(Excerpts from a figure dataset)
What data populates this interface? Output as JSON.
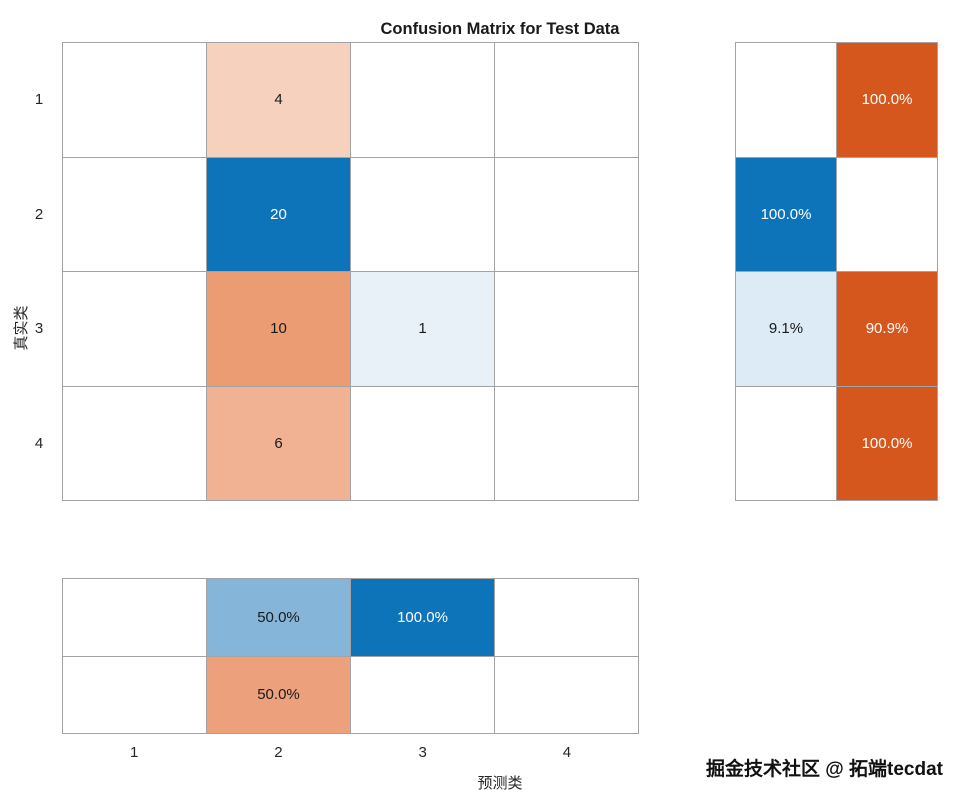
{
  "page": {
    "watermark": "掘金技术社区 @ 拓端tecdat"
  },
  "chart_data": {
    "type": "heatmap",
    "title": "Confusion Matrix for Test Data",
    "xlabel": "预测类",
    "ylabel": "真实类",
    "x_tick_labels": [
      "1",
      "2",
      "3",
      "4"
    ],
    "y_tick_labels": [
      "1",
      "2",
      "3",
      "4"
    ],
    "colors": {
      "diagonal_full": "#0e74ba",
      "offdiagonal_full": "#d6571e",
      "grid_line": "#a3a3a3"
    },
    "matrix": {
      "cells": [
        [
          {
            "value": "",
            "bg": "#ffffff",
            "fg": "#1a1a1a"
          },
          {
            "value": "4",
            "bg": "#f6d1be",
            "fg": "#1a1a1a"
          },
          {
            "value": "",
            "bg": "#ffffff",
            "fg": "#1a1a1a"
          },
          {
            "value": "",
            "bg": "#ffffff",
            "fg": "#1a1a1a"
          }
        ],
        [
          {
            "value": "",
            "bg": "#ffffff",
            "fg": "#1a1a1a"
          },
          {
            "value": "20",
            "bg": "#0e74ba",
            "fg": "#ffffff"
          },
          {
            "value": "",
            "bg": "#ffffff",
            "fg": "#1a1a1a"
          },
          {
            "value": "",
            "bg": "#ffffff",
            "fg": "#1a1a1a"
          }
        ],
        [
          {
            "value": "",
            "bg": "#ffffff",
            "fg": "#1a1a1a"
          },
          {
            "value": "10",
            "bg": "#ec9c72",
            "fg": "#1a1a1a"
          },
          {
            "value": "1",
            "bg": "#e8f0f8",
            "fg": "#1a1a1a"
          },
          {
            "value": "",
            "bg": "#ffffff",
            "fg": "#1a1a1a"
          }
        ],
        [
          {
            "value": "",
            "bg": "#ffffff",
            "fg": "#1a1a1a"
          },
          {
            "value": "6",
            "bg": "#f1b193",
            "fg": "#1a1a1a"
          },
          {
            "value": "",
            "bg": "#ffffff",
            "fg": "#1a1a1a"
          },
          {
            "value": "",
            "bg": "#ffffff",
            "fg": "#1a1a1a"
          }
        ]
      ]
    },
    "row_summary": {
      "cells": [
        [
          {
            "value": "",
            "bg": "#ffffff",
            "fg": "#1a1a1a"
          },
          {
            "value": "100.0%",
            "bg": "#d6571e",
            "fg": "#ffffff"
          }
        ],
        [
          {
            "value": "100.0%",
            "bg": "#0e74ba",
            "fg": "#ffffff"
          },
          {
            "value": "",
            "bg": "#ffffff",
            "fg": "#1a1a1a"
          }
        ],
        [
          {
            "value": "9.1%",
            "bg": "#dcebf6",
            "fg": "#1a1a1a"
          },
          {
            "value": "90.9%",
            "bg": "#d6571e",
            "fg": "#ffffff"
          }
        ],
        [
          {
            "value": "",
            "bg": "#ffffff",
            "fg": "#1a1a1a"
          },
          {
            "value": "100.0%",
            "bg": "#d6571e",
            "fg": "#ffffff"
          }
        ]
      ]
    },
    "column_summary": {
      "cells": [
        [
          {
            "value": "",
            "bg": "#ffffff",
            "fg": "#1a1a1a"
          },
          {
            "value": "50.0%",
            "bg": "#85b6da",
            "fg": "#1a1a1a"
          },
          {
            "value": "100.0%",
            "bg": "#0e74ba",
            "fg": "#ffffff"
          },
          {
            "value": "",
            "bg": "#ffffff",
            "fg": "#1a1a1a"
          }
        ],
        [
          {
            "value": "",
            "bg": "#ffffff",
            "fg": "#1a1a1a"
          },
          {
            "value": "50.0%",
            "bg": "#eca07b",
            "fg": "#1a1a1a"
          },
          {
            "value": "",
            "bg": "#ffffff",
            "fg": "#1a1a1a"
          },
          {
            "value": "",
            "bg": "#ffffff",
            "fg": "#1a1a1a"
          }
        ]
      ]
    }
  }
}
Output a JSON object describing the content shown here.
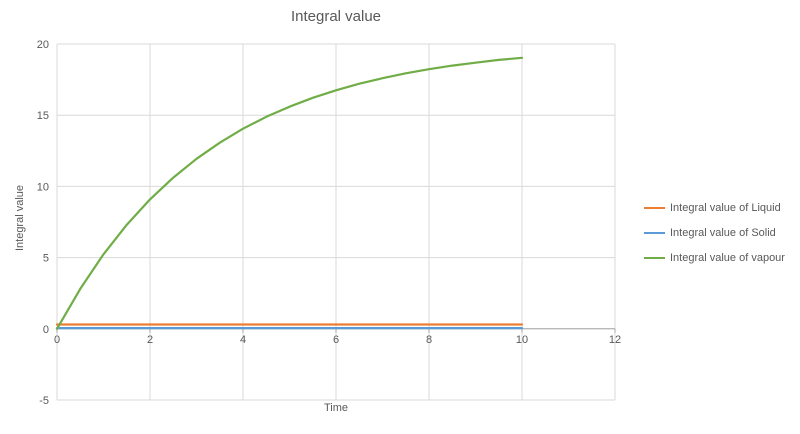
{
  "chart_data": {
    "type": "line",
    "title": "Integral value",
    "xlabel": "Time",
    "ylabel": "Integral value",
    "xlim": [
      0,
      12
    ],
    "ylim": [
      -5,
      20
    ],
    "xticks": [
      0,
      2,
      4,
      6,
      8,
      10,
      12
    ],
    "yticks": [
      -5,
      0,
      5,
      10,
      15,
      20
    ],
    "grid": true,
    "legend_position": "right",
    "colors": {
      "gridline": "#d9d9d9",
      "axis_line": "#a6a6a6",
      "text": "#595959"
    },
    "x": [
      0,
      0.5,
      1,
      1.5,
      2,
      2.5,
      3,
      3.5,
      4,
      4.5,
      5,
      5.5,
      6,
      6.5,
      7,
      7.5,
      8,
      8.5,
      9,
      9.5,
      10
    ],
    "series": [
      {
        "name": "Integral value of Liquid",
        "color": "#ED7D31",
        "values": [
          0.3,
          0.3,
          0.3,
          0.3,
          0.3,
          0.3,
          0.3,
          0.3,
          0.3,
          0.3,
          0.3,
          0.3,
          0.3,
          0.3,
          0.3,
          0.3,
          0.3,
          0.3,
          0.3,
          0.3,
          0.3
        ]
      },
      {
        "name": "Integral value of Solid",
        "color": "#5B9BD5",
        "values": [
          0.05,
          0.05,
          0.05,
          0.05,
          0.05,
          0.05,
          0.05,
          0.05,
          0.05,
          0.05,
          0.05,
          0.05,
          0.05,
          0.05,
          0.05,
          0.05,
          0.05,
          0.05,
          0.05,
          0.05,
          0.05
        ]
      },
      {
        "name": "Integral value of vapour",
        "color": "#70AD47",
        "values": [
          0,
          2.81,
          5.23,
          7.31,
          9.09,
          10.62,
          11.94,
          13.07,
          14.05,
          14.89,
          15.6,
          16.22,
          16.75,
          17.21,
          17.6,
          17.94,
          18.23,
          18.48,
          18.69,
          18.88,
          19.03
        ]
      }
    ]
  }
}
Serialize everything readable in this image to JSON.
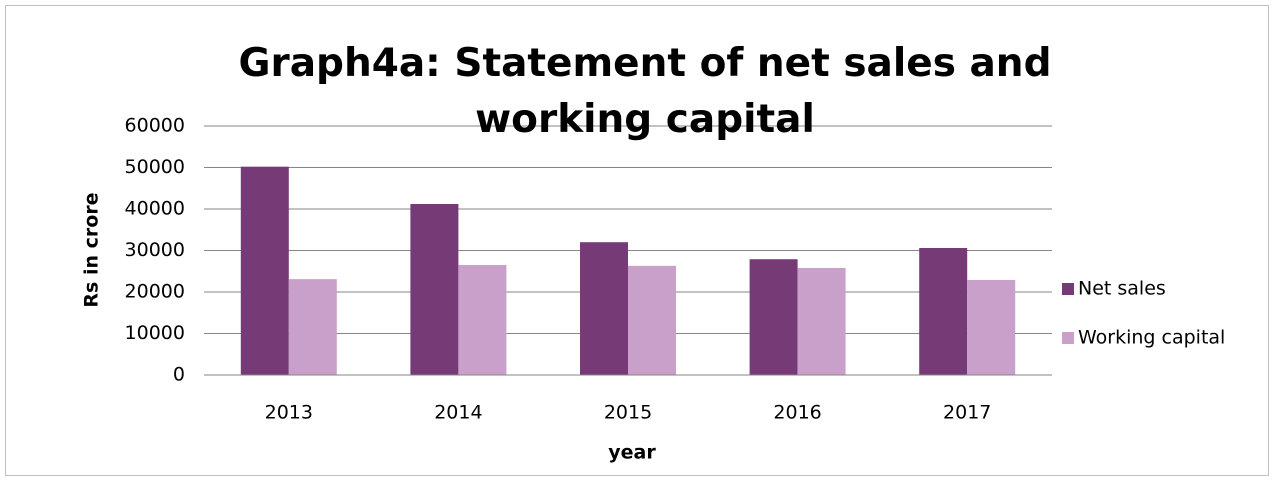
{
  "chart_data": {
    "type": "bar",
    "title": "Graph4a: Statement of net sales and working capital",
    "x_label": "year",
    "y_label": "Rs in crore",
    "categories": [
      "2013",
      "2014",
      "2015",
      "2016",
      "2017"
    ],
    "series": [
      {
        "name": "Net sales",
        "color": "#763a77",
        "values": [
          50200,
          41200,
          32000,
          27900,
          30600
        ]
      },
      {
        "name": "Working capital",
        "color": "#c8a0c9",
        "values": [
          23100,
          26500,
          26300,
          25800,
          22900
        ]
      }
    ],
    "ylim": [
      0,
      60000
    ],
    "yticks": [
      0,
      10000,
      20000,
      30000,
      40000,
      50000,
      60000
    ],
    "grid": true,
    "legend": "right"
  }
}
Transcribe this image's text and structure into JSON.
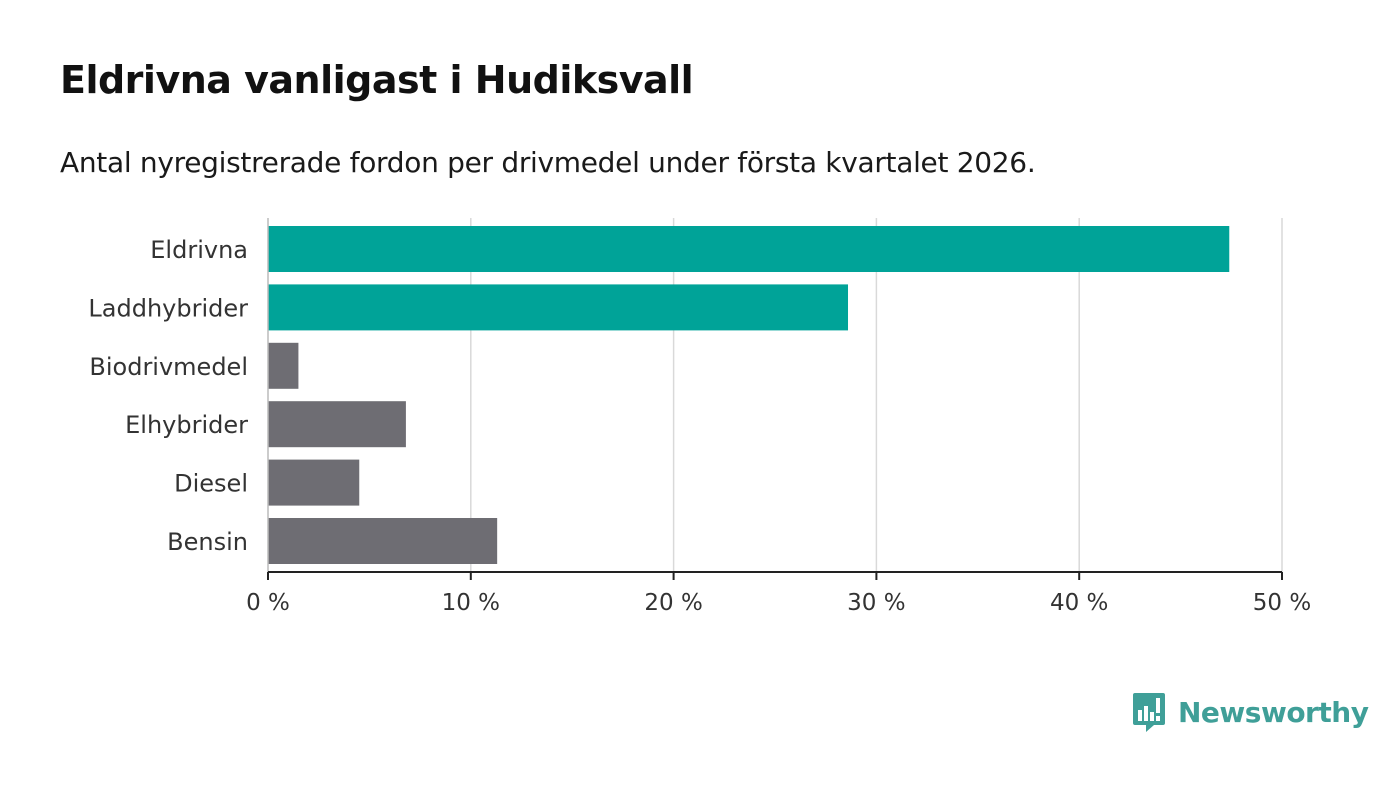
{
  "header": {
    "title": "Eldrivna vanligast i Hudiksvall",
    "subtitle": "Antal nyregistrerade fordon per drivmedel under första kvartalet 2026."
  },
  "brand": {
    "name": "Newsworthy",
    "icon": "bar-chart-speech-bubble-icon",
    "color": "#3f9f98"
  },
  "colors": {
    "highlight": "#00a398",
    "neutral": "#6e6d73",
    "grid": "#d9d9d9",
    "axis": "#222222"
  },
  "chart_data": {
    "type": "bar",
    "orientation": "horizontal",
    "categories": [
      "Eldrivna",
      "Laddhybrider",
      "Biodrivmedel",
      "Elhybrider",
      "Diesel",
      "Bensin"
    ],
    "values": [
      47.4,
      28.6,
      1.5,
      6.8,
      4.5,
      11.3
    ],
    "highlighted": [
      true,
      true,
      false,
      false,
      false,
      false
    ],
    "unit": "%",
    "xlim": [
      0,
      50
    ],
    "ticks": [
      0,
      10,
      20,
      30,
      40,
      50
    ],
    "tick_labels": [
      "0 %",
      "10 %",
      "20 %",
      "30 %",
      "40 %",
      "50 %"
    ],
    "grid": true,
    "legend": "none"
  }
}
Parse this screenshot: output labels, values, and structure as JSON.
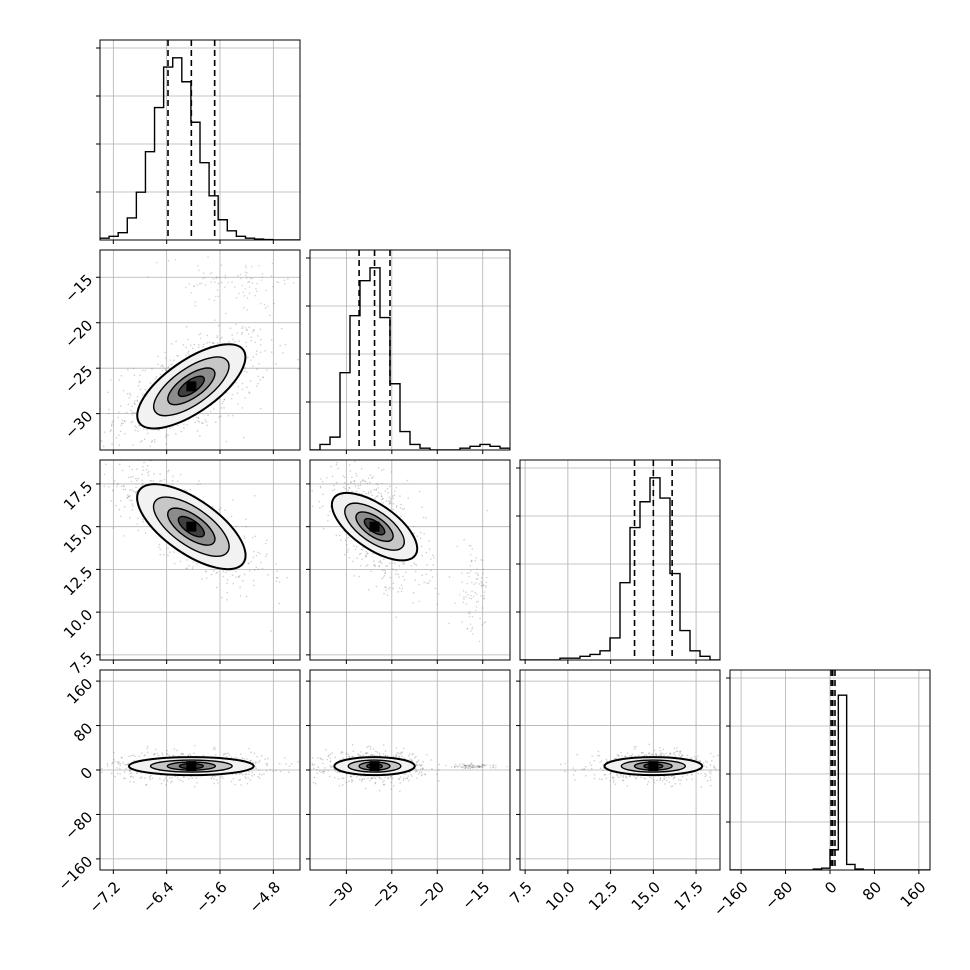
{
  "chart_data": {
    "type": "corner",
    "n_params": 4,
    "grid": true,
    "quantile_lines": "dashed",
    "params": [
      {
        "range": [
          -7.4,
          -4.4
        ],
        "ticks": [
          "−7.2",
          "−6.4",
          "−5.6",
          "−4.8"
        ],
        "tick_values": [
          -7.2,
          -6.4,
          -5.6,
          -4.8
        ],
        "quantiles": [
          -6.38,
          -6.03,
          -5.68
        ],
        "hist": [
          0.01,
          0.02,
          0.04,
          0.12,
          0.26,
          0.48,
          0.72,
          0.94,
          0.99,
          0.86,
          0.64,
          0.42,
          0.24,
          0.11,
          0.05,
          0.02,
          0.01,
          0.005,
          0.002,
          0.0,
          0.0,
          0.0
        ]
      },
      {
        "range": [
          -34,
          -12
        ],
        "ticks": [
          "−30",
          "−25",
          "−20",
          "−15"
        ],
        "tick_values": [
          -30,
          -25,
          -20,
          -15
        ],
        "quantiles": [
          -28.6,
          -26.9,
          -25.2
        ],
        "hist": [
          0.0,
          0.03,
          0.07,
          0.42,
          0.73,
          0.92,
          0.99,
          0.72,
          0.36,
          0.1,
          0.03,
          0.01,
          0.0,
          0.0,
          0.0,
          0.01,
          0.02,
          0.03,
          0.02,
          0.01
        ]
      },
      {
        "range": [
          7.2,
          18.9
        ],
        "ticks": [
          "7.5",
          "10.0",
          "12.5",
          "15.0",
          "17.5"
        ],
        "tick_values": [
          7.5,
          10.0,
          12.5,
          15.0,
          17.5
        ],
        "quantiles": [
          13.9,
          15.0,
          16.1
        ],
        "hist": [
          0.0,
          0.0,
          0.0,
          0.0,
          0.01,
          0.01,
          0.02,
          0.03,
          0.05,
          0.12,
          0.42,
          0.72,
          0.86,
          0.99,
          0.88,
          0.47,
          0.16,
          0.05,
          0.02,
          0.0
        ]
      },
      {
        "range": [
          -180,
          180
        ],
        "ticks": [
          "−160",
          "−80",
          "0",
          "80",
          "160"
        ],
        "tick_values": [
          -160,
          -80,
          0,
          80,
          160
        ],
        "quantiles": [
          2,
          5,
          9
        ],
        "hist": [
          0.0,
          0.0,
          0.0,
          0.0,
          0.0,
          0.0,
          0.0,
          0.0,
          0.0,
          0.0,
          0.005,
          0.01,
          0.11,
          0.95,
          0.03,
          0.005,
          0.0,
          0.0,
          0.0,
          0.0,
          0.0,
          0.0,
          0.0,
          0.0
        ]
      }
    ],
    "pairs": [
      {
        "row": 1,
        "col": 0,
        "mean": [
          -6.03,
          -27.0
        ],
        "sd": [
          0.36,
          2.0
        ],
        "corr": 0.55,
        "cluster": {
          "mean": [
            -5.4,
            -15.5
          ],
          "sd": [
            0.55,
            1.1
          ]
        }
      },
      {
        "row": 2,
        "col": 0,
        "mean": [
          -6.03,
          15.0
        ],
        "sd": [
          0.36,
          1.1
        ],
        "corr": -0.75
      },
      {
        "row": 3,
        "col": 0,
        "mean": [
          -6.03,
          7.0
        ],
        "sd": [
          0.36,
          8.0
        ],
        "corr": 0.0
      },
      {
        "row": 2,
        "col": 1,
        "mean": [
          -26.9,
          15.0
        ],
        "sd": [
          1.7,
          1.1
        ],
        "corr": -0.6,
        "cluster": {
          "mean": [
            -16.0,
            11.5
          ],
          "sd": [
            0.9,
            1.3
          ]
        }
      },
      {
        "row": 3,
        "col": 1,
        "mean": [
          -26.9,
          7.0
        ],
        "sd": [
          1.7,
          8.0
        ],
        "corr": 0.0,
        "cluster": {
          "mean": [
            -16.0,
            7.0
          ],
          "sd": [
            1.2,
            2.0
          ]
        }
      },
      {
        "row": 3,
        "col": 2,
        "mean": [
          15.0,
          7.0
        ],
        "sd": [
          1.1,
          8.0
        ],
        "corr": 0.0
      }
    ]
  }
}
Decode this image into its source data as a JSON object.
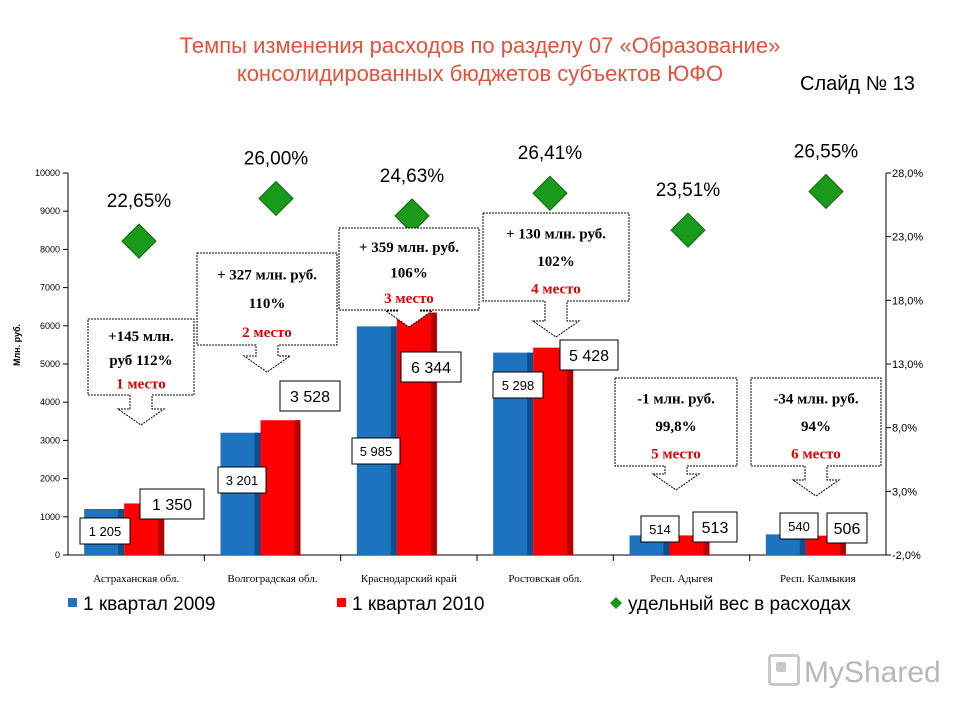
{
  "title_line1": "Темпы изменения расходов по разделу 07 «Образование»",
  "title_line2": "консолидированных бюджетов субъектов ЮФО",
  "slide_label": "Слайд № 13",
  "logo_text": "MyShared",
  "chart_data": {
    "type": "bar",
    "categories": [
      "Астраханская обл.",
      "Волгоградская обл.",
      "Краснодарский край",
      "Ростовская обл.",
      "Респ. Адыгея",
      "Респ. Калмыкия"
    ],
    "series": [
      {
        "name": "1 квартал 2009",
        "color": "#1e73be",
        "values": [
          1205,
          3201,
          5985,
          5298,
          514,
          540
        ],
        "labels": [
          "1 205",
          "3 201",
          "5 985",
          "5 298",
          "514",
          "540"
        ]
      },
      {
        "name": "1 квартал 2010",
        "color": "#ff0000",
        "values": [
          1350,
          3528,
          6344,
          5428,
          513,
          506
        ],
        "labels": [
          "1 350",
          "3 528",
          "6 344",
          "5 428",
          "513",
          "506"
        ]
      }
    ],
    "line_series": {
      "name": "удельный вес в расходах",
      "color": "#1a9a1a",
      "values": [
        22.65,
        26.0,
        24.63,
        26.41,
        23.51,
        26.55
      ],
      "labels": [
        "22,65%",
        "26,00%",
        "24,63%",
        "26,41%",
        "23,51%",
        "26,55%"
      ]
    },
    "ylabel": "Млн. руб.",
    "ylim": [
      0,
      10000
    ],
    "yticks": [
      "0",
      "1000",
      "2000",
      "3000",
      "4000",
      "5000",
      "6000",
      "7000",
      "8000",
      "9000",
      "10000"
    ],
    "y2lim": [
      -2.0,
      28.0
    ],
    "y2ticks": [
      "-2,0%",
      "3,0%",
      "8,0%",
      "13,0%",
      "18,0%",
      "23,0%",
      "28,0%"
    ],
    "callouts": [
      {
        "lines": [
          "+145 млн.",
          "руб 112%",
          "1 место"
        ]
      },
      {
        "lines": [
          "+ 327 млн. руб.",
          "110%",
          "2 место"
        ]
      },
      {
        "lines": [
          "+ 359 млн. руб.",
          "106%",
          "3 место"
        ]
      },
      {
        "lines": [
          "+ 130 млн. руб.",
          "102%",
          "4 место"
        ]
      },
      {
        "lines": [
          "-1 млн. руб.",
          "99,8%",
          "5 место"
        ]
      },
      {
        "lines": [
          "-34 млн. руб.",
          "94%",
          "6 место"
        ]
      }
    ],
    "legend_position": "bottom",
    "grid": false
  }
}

TASK DESCRIPTION:
Identify each line holding the string "this", and copy it out.

FINAL RESULT:
What data populates this interface? Output as JSON.
Serialize everything readable in this image to JSON.
Transcribe this image's text and structure into JSON.
Parse this screenshot: output labels, values, and structure as JSON.
Decode this image into its source data as a JSON object.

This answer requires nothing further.